— Start DATA TO USE —

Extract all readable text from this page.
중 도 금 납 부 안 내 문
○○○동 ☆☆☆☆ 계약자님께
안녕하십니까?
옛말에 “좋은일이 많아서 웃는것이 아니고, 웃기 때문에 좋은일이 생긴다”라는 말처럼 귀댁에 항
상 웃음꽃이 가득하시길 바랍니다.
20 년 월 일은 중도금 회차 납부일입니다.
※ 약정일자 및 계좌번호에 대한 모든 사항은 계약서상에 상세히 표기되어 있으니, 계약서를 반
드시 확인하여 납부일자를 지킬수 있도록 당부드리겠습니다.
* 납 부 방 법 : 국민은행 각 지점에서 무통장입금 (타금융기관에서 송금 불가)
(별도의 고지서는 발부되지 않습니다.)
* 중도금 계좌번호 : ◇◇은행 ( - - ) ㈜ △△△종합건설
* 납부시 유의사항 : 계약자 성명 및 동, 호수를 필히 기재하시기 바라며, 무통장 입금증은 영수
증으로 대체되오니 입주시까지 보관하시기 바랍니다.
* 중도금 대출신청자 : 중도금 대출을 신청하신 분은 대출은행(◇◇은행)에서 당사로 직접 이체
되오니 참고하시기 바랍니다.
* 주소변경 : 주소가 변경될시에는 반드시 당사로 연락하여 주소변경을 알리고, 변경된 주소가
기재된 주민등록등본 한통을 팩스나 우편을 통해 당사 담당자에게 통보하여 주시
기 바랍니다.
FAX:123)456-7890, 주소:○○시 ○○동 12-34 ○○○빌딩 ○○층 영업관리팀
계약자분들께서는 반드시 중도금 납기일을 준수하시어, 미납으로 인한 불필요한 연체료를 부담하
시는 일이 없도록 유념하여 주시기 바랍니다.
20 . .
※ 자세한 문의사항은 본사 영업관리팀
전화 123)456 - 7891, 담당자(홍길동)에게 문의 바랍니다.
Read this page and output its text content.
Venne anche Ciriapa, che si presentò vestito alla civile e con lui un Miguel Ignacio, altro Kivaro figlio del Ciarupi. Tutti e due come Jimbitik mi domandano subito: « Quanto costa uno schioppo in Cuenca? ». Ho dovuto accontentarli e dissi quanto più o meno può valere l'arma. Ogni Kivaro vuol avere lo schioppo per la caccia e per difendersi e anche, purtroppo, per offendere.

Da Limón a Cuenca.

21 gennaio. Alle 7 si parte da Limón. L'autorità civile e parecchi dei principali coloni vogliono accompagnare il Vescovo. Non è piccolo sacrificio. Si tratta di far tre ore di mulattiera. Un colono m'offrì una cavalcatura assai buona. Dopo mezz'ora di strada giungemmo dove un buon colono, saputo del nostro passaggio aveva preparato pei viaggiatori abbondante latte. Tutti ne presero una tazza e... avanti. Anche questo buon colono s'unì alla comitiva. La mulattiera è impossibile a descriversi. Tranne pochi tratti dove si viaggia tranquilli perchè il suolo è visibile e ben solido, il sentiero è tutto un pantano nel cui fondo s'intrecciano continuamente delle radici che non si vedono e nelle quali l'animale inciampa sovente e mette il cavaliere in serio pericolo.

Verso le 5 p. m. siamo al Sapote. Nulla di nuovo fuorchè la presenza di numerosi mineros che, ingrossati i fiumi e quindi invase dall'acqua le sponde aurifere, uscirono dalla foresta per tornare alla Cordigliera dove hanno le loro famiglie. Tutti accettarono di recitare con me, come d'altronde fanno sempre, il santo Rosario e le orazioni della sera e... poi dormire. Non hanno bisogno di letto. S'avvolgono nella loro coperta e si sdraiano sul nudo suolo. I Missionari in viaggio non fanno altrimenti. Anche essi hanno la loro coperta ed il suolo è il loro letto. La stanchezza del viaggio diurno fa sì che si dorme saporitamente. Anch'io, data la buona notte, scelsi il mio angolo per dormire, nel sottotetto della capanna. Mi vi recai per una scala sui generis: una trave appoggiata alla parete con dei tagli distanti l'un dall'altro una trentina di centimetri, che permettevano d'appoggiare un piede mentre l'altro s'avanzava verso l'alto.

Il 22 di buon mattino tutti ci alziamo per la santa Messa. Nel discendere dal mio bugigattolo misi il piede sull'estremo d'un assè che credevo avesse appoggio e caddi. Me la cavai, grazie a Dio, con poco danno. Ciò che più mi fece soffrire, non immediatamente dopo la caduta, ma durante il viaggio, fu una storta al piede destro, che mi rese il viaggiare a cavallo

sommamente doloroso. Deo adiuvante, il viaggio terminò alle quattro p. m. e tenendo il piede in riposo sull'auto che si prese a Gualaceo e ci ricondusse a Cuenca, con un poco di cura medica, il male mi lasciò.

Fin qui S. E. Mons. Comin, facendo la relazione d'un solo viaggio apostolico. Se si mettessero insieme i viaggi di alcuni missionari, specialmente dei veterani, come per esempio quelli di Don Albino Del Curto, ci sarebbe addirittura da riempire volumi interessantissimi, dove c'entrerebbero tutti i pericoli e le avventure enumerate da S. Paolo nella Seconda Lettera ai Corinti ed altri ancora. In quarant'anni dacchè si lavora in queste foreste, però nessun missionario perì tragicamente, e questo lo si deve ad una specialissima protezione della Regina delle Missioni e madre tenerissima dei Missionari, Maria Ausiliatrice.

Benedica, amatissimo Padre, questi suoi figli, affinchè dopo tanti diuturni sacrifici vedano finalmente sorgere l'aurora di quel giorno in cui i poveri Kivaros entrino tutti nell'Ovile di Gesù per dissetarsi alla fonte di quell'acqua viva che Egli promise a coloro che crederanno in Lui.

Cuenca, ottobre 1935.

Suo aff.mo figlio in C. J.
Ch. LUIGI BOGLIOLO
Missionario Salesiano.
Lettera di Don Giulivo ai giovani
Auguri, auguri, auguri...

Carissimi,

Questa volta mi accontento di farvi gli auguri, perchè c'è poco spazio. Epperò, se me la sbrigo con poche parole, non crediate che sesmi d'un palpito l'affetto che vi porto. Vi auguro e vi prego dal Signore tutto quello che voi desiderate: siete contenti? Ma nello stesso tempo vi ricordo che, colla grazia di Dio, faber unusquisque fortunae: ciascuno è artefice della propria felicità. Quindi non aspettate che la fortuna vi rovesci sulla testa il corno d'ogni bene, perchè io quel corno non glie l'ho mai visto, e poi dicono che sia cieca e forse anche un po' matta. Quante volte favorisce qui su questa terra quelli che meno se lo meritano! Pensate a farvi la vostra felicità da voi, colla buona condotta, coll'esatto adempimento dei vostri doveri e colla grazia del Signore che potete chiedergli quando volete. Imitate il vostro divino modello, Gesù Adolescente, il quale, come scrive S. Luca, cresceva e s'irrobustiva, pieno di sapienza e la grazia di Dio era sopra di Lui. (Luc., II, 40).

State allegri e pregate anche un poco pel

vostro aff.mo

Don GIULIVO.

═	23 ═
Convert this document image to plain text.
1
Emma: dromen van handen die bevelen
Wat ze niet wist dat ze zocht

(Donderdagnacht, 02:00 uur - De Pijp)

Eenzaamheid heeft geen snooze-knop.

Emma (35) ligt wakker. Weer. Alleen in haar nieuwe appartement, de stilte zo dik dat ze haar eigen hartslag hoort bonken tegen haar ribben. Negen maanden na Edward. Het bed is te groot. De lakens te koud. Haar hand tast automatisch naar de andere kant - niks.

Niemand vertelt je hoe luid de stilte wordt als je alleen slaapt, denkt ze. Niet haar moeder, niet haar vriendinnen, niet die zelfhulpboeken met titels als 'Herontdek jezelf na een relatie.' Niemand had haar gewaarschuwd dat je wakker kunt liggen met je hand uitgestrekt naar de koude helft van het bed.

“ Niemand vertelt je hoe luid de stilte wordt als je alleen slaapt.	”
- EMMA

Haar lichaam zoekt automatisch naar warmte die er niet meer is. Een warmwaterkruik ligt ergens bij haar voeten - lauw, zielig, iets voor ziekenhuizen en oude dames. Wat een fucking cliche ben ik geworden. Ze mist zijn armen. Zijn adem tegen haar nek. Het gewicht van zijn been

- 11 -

— End DATA TO USE —

YOUR INSTRUCTIONS:
Set down only these lines, exactly: the line containing "Convert this document image to plain text." and each line after it, through the end of the listing.

CORRECT RESPONSE:
Convert this document image to plain text.
1
Emma: dromen van handen die bevelen
Wat ze niet wist dat ze zocht

(Donderdagnacht, 02:00 uur - De Pijp)

Eenzaamheid heeft geen snooze-knop.

Emma (35) ligt wakker. Weer. Alleen in haar nieuwe appartement, de stilte zo dik dat ze haar eigen hartslag hoort bonken tegen haar ribben. Negen maanden na Edward. Het bed is te groot. De lakens te koud. Haar hand tast automatisch naar de andere kant - niks.

Niemand vertelt je hoe luid de stilte wordt als je alleen slaapt, denkt ze. Niet haar moeder, niet haar vriendinnen, niet die zelfhulpboeken met titels als 'Herontdek jezelf na een relatie.' Niemand had haar gewaarschuwd dat je wakker kunt liggen met je hand uitgestrekt naar de koude helft van het bed.

“ Niemand vertelt je hoe luid de stilte wordt als je alleen slaapt.	”
- EMMA

Haar lichaam zoekt automatisch naar warmte die er niet meer is. Een warmwaterkruik ligt ergens bij haar voeten - lauw, zielig, iets voor ziekenhuizen en oude dames. Wat een fucking cliche ben ik geworden. Ze mist zijn armen. Zijn adem tegen haar nek. Het gewicht van zijn been

- 11 -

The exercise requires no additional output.